## BEGIN

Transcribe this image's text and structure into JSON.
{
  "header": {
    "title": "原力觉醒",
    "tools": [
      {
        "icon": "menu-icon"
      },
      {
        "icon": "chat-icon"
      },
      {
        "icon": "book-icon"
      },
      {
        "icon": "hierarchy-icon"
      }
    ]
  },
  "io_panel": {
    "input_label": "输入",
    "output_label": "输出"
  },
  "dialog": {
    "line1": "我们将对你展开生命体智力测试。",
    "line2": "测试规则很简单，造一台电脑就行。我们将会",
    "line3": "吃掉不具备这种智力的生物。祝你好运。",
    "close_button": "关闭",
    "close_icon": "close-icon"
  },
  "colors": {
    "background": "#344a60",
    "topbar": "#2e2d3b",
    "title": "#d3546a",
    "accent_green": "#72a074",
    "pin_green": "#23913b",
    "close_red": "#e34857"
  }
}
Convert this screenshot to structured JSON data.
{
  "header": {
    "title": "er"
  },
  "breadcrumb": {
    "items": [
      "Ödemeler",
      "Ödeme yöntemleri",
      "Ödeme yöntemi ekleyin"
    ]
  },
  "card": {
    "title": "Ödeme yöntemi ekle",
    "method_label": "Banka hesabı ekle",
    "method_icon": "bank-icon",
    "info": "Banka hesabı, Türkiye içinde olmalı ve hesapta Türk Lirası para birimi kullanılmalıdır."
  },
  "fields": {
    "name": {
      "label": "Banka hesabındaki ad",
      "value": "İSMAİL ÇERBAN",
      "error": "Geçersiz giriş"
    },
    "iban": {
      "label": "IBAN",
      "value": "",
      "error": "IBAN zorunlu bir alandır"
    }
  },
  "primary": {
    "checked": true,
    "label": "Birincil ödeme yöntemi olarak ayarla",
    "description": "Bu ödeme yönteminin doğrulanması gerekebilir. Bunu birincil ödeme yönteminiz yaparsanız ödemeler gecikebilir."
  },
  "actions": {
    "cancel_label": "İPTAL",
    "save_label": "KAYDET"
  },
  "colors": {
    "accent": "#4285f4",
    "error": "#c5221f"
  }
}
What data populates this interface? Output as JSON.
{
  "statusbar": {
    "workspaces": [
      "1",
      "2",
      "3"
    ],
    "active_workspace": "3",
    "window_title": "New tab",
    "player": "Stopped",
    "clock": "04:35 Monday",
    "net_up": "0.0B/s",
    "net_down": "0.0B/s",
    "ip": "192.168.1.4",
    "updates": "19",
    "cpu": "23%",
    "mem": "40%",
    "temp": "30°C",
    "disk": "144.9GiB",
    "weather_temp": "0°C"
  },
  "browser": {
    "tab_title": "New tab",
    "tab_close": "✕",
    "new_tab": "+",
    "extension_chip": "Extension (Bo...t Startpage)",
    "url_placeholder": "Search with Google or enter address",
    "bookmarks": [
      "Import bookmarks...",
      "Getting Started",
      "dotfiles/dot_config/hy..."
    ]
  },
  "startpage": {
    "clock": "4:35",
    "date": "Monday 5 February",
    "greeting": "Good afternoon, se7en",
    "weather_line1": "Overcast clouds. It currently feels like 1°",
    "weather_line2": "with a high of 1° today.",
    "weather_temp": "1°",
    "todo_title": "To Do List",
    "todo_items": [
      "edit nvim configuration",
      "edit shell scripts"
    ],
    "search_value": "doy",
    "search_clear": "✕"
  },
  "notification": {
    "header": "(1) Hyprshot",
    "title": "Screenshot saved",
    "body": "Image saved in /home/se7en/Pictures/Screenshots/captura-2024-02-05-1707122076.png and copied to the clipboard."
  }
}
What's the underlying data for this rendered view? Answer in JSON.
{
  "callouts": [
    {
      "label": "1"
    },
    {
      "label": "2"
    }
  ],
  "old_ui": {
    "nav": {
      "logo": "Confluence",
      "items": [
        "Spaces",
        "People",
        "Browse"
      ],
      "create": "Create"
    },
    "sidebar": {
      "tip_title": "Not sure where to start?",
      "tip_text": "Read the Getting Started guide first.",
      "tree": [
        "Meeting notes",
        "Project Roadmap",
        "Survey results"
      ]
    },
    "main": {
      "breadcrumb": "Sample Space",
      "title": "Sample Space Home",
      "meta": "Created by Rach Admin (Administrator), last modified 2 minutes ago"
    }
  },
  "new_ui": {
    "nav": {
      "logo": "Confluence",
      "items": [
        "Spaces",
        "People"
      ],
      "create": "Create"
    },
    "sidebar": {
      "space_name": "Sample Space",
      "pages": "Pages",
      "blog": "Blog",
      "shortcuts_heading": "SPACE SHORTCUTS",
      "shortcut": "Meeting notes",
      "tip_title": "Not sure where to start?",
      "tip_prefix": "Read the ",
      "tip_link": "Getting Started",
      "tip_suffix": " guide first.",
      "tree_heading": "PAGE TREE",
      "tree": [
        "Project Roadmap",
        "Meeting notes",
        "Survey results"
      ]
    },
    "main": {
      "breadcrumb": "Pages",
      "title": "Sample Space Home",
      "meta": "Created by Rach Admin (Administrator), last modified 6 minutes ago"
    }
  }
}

## END

Print all of the entries again, exactly as written.

Solution to the problem ▸
Transcribe this image's text and structure into JSON.
{
  "header": {
    "title": "原力觉醒",
    "tools": [
      {
        "icon": "menu-icon"
      },
      {
        "icon": "chat-icon"
      },
      {
        "icon": "book-icon"
      },
      {
        "icon": "hierarchy-icon"
      }
    ]
  },
  "io_panel": {
    "input_label": "输入",
    "output_label": "输出"
  },
  "dialog": {
    "line1": "我们将对你展开生命体智力测试。",
    "line2": "测试规则很简单，造一台电脑就行。我们将会",
    "line3": "吃掉不具备这种智力的生物。祝你好运。",
    "close_button": "关闭",
    "close_icon": "close-icon"
  },
  "colors": {
    "background": "#344a60",
    "topbar": "#2e2d3b",
    "title": "#d3546a",
    "accent_green": "#72a074",
    "pin_green": "#23913b",
    "close_red": "#e34857"
  }
}
Convert this screenshot to structured JSON data.
{
  "header": {
    "title": "er"
  },
  "breadcrumb": {
    "items": [
      "Ödemeler",
      "Ödeme yöntemleri",
      "Ödeme yöntemi ekleyin"
    ]
  },
  "card": {
    "title": "Ödeme yöntemi ekle",
    "method_label": "Banka hesabı ekle",
    "method_icon": "bank-icon",
    "info": "Banka hesabı, Türkiye içinde olmalı ve hesapta Türk Lirası para birimi kullanılmalıdır."
  },
  "fields": {
    "name": {
      "label": "Banka hesabındaki ad",
      "value": "İSMAİL ÇERBAN",
      "error": "Geçersiz giriş"
    },
    "iban": {
      "label": "IBAN",
      "value": "",
      "error": "IBAN zorunlu bir alandır"
    }
  },
  "primary": {
    "checked": true,
    "label": "Birincil ödeme yöntemi olarak ayarla",
    "description": "Bu ödeme yönteminin doğrulanması gerekebilir. Bunu birincil ödeme yönteminiz yaparsanız ödemeler gecikebilir."
  },
  "actions": {
    "cancel_label": "İPTAL",
    "save_label": "KAYDET"
  },
  "colors": {
    "accent": "#4285f4",
    "error": "#c5221f"
  }
}
What data populates this interface? Output as JSON.
{
  "statusbar": {
    "workspaces": [
      "1",
      "2",
      "3"
    ],
    "active_workspace": "3",
    "window_title": "New tab",
    "player": "Stopped",
    "clock": "04:35 Monday",
    "net_up": "0.0B/s",
    "net_down": "0.0B/s",
    "ip": "192.168.1.4",
    "updates": "19",
    "cpu": "23%",
    "mem": "40%",
    "temp": "30°C",
    "disk": "144.9GiB",
    "weather_temp": "0°C"
  },
  "browser": {
    "tab_title": "New tab",
    "tab_close": "✕",
    "new_tab": "+",
    "extension_chip": "Extension (Bo...t Startpage)",
    "url_placeholder": "Search with Google or enter address",
    "bookmarks": [
      "Import bookmarks...",
      "Getting Started",
      "dotfiles/dot_config/hy..."
    ]
  },
  "startpage": {
    "clock": "4:35",
    "date": "Monday 5 February",
    "greeting": "Good afternoon, se7en",
    "weather_line1": "Overcast clouds. It currently feels like 1°",
    "weather_line2": "with a high of 1° today.",
    "weather_temp": "1°",
    "todo_title": "To Do List",
    "todo_items": [
      "edit nvim configuration",
      "edit shell scripts"
    ],
    "search_value": "doy",
    "search_clear": "✕"
  },
  "notification": {
    "header": "(1) Hyprshot",
    "title": "Screenshot saved",
    "body": "Image saved in /home/se7en/Pictures/Screenshots/captura-2024-02-05-1707122076.png and copied to the clipboard."
  }
}
What's the underlying data for this rendered view? Answer in JSON.
{
  "callouts": [
    {
      "label": "1"
    },
    {
      "label": "2"
    }
  ],
  "old_ui": {
    "nav": {
      "logo": "Confluence",
      "items": [
        "Spaces",
        "People",
        "Browse"
      ],
      "create": "Create"
    },
    "sidebar": {
      "tip_title": "Not sure where to start?",
      "tip_text": "Read the Getting Started guide first.",
      "tree": [
        "Meeting notes",
        "Project Roadmap",
        "Survey results"
      ]
    },
    "main": {
      "breadcrumb": "Sample Space",
      "title": "Sample Space Home",
      "meta": "Created by Rach Admin (Administrator), last modified 2 minutes ago"
    }
  },
  "new_ui": {
    "nav": {
      "logo": "Confluence",
      "items": [
        "Spaces",
        "People"
      ],
      "create": "Create"
    },
    "sidebar": {
      "space_name": "Sample Space",
      "pages": "Pages",
      "blog": "Blog",
      "shortcuts_heading": "SPACE SHORTCUTS",
      "shortcut": "Meeting notes",
      "tip_title": "Not sure where to start?",
      "tip_prefix": "Read the ",
      "tip_link": "Getting Started",
      "tip_suffix": " guide first.",
      "tree_heading": "PAGE TREE",
      "tree": [
        "Project Roadmap",
        "Meeting notes",
        "Survey results"
      ]
    },
    "main": {
      "breadcrumb": "Pages",
      "title": "Sample Space Home",
      "meta": "Created by Rach Admin (Administrator), last modified 6 minutes ago"
    }
  }
}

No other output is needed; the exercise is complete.